(What the exercise asks):
Wherever the word "center" appears in the entries, copy the whole line.

(Provided records):
◇ ◇ ◇ ◇
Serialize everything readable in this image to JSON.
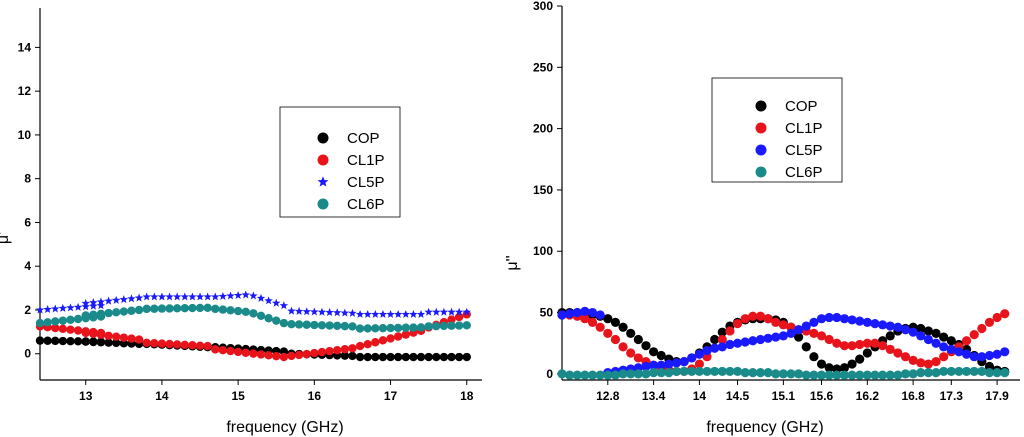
{
  "chart_data": [
    {
      "type": "scatter",
      "title": "",
      "xlabel": "frequency (GHz)",
      "ylabel": "μ'",
      "xlim": [
        12.4,
        18.2
      ],
      "ylim": [
        -1.2,
        15.8
      ],
      "x_ticks": [
        13,
        14,
        15,
        16,
        17,
        18
      ],
      "x_tick_labels": [
        "13",
        "14",
        "15",
        "16",
        "17",
        "18"
      ],
      "y_ticks": [
        0,
        2,
        4,
        6,
        8,
        10,
        12,
        14
      ],
      "y_tick_labels": [
        "0",
        "2",
        "4",
        "6",
        "8",
        "10",
        "12",
        "14"
      ],
      "legend_position": "center-right",
      "x_segments": [
        [
          12.4,
          13.2
        ],
        [
          13.0,
          13.7
        ],
        [
          13.8,
          14.6
        ],
        [
          14.7,
          15.6
        ],
        [
          15.7,
          16.5
        ],
        [
          16.6,
          17.4
        ],
        [
          17.5,
          18.0
        ]
      ],
      "series": [
        {
          "name": "COP",
          "color": "#000000",
          "marker": "circle",
          "segments": [
            [
              0.6,
              0.55
            ],
            [
              0.55,
              0.45
            ],
            [
              0.45,
              0.3
            ],
            [
              0.3,
              0.1
            ],
            [
              0.0,
              -0.1
            ],
            [
              -0.15,
              -0.15
            ],
            [
              -0.15,
              -0.15
            ]
          ]
        },
        {
          "name": "CL1P",
          "color": "#e8141b",
          "marker": "circle",
          "segments": [
            [
              1.25,
              0.95
            ],
            [
              0.95,
              0.65
            ],
            [
              0.5,
              0.35
            ],
            [
              0.2,
              -0.15
            ],
            [
              -0.1,
              0.25
            ],
            [
              0.35,
              1.05
            ],
            [
              1.2,
              1.8
            ]
          ]
        },
        {
          "name": "CL5P",
          "color": "#1a1aff",
          "marker": "star",
          "segments": [
            [
              2.0,
              2.2
            ],
            [
              2.3,
              2.55
            ],
            [
              2.6,
              2.6
            ],
            [
              2.6,
              2.7,
              2.2
            ],
            [
              1.95,
              1.85
            ],
            [
              1.8,
              1.8
            ],
            [
              1.9,
              1.9
            ]
          ]
        },
        {
          "name": "CL6P",
          "color": "#1a8a8a",
          "marker": "circle",
          "segments": [
            [
              1.4,
              1.7
            ],
            [
              1.75,
              2.0
            ],
            [
              2.05,
              2.1
            ],
            [
              2.05,
              1.9,
              1.4
            ],
            [
              1.35,
              1.25
            ],
            [
              1.15,
              1.2
            ],
            [
              1.25,
              1.3
            ]
          ]
        }
      ]
    },
    {
      "type": "scatter",
      "title": "",
      "xlabel": "frequency (GHz)",
      "ylabel": "μ''",
      "xlim": [
        12.2,
        18.2
      ],
      "ylim": [
        -5,
        300
      ],
      "x_ticks": [
        12.8,
        13.4,
        14.0,
        14.5,
        15.1,
        15.6,
        16.2,
        16.8,
        17.3,
        17.9
      ],
      "x_tick_labels": [
        "12.8",
        "13.4",
        "14",
        "14.5",
        "15.1",
        "15.6",
        "16.2",
        "16.8",
        "17.3",
        "17.9"
      ],
      "y_ticks": [
        0,
        50,
        100,
        150,
        200,
        250,
        300
      ],
      "y_tick_labels": [
        "0",
        "50",
        "100",
        "150",
        "200",
        "250",
        "300"
      ],
      "legend_position": "center",
      "series": [
        {
          "name": "COP",
          "color": "#000000",
          "marker": "circle",
          "x": [
            12.2,
            12.3,
            12.4,
            12.5,
            12.6,
            12.7,
            12.8,
            12.9,
            13.0,
            13.1,
            13.2,
            13.3,
            13.4,
            13.5,
            13.6,
            13.7,
            13.8,
            13.9,
            14.0,
            14.1,
            14.2,
            14.3,
            14.4,
            14.5,
            14.6,
            14.7,
            14.8,
            14.9,
            15.0,
            15.1,
            15.2,
            15.3,
            15.4,
            15.5,
            15.6,
            15.7,
            15.8,
            15.9,
            16.0,
            16.1,
            16.2,
            16.3,
            16.4,
            16.5,
            16.6,
            16.7,
            16.8,
            16.9,
            17.0,
            17.1,
            17.2,
            17.3,
            17.4,
            17.5,
            17.6,
            17.7,
            17.8,
            17.9,
            18.0
          ],
          "y": [
            50,
            50,
            50,
            49,
            48,
            47,
            45,
            42,
            38,
            33,
            28,
            23,
            18,
            15,
            12,
            10,
            10,
            13,
            17,
            22,
            28,
            34,
            39,
            42,
            44,
            45,
            45,
            45,
            44,
            42,
            38,
            30,
            22,
            14,
            8,
            5,
            4,
            5,
            8,
            12,
            17,
            22,
            27,
            31,
            35,
            37,
            38,
            37,
            35,
            33,
            30,
            27,
            24,
            20,
            15,
            10,
            6,
            3,
            2
          ]
        },
        {
          "name": "CL1P",
          "color": "#e8141b",
          "marker": "circle",
          "x": [
            12.2,
            12.3,
            12.4,
            12.5,
            12.6,
            12.7,
            12.8,
            12.9,
            13.0,
            13.1,
            13.2,
            13.3,
            13.4,
            13.5,
            13.6,
            13.7,
            13.8,
            13.9,
            14.0,
            14.1,
            14.2,
            14.3,
            14.4,
            14.5,
            14.6,
            14.7,
            14.8,
            14.9,
            15.0,
            15.1,
            15.2,
            15.3,
            15.4,
            15.5,
            15.6,
            15.7,
            15.8,
            15.9,
            16.0,
            16.1,
            16.2,
            16.3,
            16.4,
            16.5,
            16.6,
            16.7,
            16.8,
            16.9,
            17.0,
            17.1,
            17.2,
            17.3,
            17.4,
            17.5,
            17.6,
            17.7,
            17.8,
            17.9,
            18.0
          ],
          "y": [
            48,
            48,
            47,
            45,
            42,
            38,
            33,
            28,
            22,
            17,
            13,
            10,
            7,
            5,
            3,
            2,
            2,
            4,
            8,
            14,
            21,
            28,
            35,
            41,
            45,
            47,
            47,
            45,
            42,
            40,
            38,
            36,
            35,
            33,
            31,
            28,
            25,
            23,
            23,
            24,
            25,
            25,
            23,
            20,
            17,
            14,
            11,
            9,
            8,
            10,
            14,
            18,
            22,
            27,
            32,
            37,
            42,
            46,
            49
          ]
        },
        {
          "name": "CL5P",
          "color": "#1a1aff",
          "marker": "circle",
          "x": [
            12.2,
            12.3,
            12.4,
            12.5,
            12.6,
            12.7,
            12.8,
            12.9,
            13.0,
            13.1,
            13.2,
            13.3,
            13.4,
            13.5,
            13.6,
            13.7,
            13.8,
            13.9,
            14.0,
            14.1,
            14.2,
            14.3,
            14.4,
            14.5,
            14.6,
            14.7,
            14.8,
            14.9,
            15.0,
            15.1,
            15.2,
            15.3,
            15.4,
            15.5,
            15.6,
            15.7,
            15.8,
            15.9,
            16.0,
            16.1,
            16.2,
            16.3,
            16.4,
            16.5,
            16.6,
            16.7,
            16.8,
            16.9,
            17.0,
            17.1,
            17.2,
            17.3,
            17.4,
            17.5,
            17.6,
            17.7,
            17.8,
            17.9,
            18.0
          ],
          "y": [
            48,
            49,
            50,
            51,
            50,
            48,
            1,
            2,
            3,
            4,
            5,
            6,
            7,
            7,
            8,
            9,
            10,
            13,
            16,
            19,
            21,
            22,
            24,
            25,
            26,
            27,
            28,
            29,
            30,
            31,
            33,
            36,
            39,
            42,
            45,
            46,
            46,
            45,
            44,
            43,
            42,
            41,
            40,
            39,
            38,
            36,
            34,
            31,
            28,
            25,
            22,
            20,
            18,
            16,
            14,
            14,
            15,
            16,
            18
          ]
        },
        {
          "name": "CL6P",
          "color": "#1a8a8a",
          "marker": "circle",
          "x": [
            12.2,
            12.3,
            12.4,
            12.5,
            12.6,
            12.7,
            12.8,
            12.9,
            13.0,
            13.1,
            13.2,
            13.3,
            13.4,
            13.5,
            13.6,
            13.7,
            13.8,
            13.9,
            14.0,
            14.1,
            14.2,
            14.3,
            14.4,
            14.5,
            14.6,
            14.7,
            14.8,
            14.9,
            15.0,
            15.1,
            15.2,
            15.3,
            15.4,
            15.5,
            15.6,
            15.7,
            15.8,
            15.9,
            16.0,
            16.1,
            16.2,
            16.3,
            16.4,
            16.5,
            16.6,
            16.7,
            16.8,
            16.9,
            17.0,
            17.1,
            17.2,
            17.3,
            17.4,
            17.5,
            17.6,
            17.7,
            17.8,
            17.9,
            18.0
          ],
          "y": [
            0,
            -1,
            -1,
            -1,
            -1,
            -1,
            -1,
            -1,
            0,
            0,
            0,
            0,
            1,
            1,
            1,
            2,
            2,
            2,
            2,
            2,
            2,
            2,
            2,
            2,
            1,
            1,
            1,
            1,
            0,
            0,
            0,
            0,
            -1,
            -1,
            -1,
            -1,
            -1,
            -1,
            -1,
            -1,
            -1,
            -1,
            -1,
            -1,
            -1,
            0,
            0,
            1,
            1,
            1,
            2,
            2,
            2,
            2,
            2,
            2,
            1,
            1,
            1
          ]
        }
      ]
    }
  ]
}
◇ ◇ ◇ ◇
(Worked solution):
      "legend_position": "center-right",
      "legend_position": "center",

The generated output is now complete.